• _Aim_:
Search the data below for the string "Array". Extract every line that contains it.

• _Material_:
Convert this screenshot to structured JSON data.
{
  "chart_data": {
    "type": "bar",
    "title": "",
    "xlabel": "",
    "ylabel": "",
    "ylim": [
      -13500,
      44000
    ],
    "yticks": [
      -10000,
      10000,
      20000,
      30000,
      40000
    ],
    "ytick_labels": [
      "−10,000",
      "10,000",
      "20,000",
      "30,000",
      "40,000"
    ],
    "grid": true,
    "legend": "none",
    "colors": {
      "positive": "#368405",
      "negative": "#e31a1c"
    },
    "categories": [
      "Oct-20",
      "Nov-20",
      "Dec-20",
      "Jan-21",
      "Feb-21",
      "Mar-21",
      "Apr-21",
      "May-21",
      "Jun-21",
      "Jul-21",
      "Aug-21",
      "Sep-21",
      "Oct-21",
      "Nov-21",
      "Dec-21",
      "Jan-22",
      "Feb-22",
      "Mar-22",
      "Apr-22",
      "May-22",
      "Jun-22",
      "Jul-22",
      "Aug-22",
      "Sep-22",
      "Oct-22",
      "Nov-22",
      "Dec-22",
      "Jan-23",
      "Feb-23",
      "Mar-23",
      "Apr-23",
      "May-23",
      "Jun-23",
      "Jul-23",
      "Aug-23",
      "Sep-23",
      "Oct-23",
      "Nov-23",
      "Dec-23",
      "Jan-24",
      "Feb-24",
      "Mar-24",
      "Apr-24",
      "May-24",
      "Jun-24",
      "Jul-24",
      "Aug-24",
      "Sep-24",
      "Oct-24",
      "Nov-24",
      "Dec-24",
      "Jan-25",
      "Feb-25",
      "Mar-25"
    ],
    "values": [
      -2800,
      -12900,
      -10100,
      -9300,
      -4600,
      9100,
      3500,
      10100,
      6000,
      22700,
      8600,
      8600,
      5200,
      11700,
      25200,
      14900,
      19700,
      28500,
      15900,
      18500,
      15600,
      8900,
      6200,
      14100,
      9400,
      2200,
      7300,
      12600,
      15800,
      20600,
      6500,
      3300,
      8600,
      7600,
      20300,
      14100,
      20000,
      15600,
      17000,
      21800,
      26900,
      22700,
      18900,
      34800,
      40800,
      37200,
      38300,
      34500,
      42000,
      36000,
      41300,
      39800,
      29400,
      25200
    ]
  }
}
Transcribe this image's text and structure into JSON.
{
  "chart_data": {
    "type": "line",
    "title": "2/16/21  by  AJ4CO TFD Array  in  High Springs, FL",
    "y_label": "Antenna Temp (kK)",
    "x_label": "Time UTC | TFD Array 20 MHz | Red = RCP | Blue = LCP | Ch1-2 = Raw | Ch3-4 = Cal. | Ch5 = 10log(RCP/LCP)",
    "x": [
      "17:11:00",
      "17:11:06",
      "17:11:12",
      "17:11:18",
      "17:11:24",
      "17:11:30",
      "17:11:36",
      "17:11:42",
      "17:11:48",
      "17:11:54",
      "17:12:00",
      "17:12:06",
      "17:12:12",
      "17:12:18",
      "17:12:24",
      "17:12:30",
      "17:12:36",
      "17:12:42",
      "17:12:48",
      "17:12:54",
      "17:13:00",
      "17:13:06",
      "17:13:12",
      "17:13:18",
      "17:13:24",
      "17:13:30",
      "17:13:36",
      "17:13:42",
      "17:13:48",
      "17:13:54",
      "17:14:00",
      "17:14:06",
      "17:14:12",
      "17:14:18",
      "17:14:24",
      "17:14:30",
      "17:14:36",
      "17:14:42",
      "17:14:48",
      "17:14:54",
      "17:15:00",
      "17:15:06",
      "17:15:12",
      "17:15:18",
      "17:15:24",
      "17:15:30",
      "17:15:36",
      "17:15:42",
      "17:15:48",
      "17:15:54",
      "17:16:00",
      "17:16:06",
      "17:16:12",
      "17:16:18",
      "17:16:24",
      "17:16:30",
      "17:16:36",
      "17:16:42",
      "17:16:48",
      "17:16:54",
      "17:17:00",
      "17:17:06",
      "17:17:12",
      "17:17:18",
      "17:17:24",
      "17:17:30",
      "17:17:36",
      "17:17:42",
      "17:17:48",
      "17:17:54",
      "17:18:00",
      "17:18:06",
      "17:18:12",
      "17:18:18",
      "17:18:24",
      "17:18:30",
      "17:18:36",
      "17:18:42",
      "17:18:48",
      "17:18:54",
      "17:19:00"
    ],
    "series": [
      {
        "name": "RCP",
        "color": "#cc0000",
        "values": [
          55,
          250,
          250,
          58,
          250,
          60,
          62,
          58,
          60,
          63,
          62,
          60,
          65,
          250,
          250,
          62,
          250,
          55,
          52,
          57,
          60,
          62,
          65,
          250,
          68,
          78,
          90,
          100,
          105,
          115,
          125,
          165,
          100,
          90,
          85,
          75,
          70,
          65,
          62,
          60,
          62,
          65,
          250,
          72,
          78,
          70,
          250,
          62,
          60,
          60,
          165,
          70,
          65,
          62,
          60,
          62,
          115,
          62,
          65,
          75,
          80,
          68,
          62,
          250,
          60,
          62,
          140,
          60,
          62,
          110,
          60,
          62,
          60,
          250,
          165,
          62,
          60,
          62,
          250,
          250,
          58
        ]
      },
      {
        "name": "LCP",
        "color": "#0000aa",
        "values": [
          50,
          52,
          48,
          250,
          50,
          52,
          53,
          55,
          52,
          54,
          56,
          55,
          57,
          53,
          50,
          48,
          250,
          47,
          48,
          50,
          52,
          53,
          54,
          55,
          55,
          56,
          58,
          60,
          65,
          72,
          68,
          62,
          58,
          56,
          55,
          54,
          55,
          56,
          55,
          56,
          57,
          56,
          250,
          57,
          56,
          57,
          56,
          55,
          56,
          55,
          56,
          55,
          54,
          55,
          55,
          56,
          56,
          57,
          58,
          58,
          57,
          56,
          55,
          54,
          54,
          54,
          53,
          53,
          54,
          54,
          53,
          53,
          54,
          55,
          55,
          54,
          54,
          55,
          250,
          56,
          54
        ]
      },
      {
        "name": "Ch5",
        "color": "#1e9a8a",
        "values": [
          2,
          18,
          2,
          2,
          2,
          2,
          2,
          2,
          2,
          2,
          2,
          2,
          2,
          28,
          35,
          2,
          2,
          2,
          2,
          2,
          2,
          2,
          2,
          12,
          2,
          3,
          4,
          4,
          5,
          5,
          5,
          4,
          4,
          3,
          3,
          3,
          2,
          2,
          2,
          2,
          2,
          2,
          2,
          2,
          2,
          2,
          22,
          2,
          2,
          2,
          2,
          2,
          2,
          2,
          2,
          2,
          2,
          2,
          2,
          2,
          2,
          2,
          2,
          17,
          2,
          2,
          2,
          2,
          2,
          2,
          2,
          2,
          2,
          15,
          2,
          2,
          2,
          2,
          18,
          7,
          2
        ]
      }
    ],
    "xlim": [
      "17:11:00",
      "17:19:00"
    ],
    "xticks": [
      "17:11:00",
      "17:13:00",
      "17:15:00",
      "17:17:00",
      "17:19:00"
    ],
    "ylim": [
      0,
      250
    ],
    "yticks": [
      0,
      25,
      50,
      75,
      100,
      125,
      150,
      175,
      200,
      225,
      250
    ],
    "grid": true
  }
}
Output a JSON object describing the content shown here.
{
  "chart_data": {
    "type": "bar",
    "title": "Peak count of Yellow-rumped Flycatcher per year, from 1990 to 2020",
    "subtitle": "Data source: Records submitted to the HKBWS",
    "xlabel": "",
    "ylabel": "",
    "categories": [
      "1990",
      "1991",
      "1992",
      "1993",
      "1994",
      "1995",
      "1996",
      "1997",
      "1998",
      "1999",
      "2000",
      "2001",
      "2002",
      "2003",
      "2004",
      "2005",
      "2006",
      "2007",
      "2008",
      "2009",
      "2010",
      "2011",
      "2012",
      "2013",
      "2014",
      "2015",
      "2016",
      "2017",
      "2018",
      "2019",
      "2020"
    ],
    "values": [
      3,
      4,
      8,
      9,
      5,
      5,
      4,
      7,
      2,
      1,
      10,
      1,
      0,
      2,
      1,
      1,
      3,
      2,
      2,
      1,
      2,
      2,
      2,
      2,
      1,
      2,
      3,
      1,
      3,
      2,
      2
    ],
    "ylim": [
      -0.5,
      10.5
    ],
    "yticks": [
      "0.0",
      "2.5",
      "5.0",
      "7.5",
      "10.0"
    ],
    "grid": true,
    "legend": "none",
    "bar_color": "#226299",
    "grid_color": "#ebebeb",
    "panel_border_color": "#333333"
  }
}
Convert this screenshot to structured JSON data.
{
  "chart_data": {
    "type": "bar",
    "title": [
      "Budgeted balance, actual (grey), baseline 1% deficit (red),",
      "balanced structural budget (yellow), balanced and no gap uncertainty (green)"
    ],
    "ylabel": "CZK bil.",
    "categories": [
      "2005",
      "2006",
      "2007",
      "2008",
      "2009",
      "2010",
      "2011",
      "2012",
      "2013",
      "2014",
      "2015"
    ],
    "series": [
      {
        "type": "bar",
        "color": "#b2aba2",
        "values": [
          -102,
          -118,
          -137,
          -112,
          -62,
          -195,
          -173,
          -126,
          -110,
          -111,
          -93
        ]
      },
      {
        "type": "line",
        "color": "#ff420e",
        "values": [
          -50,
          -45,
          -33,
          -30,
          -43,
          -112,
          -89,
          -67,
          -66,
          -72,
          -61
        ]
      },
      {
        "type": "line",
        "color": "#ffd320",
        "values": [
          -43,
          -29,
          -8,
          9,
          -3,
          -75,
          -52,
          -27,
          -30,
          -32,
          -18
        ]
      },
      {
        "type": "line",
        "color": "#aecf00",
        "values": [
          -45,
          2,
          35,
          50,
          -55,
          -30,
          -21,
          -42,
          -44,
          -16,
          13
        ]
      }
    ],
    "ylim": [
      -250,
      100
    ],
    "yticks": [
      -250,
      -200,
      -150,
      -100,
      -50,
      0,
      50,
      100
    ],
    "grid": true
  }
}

• _Written answer_:
    "title": "2/16/21  by  AJ4CO TFD Array  in  High Springs, FL",
    "x_label": "Time UTC | TFD Array 20 MHz | Red = RCP | Blue = LCP | Ch1-2 = Raw | Ch3-4 = Cal. | Ch5 = 10log(RCP/LCP)",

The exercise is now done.